** Start of INPUT **

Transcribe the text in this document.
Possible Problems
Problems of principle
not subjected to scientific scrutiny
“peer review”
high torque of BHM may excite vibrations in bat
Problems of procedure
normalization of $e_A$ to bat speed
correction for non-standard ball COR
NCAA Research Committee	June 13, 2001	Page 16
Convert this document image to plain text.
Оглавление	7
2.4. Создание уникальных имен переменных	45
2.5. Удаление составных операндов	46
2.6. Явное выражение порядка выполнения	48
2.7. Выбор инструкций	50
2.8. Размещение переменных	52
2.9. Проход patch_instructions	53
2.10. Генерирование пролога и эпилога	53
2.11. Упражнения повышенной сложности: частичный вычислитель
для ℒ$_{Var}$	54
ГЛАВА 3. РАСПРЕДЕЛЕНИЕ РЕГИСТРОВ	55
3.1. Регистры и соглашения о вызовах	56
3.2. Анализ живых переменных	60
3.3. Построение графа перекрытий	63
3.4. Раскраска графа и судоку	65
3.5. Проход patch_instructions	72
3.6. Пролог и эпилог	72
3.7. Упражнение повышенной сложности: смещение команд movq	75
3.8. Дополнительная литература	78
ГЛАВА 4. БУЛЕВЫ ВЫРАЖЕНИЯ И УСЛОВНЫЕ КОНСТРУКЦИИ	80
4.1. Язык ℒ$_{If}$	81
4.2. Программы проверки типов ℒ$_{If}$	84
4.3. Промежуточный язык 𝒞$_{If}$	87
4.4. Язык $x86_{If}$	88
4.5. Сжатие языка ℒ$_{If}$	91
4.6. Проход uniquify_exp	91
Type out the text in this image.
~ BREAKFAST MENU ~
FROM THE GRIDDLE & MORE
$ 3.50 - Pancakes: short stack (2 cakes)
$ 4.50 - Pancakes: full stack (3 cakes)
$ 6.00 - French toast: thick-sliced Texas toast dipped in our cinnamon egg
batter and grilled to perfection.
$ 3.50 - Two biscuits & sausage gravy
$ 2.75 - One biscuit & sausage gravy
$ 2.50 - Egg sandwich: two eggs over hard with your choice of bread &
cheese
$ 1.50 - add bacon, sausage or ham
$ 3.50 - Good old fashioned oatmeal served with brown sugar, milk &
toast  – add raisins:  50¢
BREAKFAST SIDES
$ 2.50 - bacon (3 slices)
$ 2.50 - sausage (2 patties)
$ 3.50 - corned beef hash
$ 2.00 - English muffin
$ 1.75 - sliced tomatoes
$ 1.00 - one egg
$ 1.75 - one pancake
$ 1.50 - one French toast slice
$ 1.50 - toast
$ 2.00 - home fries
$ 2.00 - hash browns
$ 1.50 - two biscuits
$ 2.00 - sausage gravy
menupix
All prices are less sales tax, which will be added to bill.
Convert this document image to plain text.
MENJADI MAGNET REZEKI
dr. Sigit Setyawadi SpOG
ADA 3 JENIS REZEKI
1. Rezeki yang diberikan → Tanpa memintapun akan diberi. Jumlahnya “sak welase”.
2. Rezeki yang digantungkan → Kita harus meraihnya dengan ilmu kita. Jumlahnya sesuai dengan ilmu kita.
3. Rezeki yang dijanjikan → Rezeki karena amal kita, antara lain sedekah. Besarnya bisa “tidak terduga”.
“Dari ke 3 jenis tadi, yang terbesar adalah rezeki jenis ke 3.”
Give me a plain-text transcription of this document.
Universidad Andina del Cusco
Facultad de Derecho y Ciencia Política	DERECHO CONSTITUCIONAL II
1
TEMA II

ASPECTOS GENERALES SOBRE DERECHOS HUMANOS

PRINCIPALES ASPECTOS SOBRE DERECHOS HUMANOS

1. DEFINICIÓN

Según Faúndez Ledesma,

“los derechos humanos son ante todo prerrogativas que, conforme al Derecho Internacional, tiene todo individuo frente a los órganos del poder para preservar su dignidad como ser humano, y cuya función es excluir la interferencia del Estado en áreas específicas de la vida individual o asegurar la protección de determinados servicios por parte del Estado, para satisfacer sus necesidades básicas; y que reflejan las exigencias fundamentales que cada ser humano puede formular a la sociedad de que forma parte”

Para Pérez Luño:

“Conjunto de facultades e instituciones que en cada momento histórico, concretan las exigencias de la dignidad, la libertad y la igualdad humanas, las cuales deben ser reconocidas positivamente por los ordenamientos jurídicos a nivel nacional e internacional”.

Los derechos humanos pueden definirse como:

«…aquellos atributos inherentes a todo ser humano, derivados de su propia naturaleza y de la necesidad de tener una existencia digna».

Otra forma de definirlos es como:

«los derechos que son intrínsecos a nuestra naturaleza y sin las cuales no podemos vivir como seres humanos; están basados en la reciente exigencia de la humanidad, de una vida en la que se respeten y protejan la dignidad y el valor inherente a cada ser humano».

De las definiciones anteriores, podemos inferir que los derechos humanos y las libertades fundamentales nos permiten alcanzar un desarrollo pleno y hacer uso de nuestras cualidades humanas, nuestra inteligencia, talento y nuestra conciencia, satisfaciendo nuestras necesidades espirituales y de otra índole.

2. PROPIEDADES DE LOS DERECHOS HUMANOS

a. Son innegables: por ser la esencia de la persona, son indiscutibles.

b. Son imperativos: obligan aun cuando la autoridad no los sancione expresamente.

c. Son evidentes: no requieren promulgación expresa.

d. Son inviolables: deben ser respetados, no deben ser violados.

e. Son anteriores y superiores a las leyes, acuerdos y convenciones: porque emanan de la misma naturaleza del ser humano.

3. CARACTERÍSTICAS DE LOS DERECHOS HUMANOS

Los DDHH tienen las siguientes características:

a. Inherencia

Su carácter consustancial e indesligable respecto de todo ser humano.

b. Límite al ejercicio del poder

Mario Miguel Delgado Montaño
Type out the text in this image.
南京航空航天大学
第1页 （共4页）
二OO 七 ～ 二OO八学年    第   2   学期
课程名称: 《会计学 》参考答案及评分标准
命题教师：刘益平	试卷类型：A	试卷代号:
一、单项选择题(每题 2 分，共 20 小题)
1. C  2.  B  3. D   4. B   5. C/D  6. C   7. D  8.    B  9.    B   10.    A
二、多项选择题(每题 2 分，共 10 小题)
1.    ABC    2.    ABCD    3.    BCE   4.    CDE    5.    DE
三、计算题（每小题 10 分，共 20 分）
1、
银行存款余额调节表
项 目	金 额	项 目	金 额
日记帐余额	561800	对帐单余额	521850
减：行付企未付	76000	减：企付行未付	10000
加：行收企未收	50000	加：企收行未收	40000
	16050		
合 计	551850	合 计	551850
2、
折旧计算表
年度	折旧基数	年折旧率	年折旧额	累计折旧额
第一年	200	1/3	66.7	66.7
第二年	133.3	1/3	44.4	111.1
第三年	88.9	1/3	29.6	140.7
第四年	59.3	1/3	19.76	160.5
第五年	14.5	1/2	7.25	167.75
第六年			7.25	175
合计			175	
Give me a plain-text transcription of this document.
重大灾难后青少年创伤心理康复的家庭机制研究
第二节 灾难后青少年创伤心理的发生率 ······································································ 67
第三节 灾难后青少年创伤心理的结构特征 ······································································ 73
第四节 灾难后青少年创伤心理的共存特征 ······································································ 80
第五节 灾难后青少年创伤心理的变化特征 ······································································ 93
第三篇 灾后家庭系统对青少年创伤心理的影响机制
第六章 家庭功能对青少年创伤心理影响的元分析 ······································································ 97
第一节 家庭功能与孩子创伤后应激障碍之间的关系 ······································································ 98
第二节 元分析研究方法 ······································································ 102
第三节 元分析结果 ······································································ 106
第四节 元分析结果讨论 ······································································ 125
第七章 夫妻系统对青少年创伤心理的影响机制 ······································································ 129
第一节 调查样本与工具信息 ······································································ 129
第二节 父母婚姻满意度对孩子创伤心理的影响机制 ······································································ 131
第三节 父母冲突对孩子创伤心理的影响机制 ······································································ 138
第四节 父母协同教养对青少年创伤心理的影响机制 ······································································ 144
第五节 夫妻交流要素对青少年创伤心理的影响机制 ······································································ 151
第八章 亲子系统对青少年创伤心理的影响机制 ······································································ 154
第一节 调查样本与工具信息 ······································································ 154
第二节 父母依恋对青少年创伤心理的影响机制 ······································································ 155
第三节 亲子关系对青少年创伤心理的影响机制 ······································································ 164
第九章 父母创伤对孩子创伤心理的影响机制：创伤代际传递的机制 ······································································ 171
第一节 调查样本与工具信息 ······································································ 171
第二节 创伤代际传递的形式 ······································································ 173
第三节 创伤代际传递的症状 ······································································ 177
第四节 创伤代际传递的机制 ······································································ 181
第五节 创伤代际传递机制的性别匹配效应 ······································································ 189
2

** End of INPUT **

**WHAT TO DO**
Pull out every line in the material above where "poder" occurs.

**FULL SOLUTION**
“los derechos humanos son ante todo prerrogativas que, conforme al Derecho Internacional, tiene todo individuo frente a los órganos del poder para preservar su dignidad como ser humano, y cuya función es excluir la interferencia del Estado en áreas específicas de la vida individual o asegurar la protección de determinados servicios por parte del Estado, para satisfacer sus necesidades básicas; y que reflejan las exigencias fundamentales que cada ser humano puede formular a la sociedad de que forma parte”
b. Límite al ejercicio del poder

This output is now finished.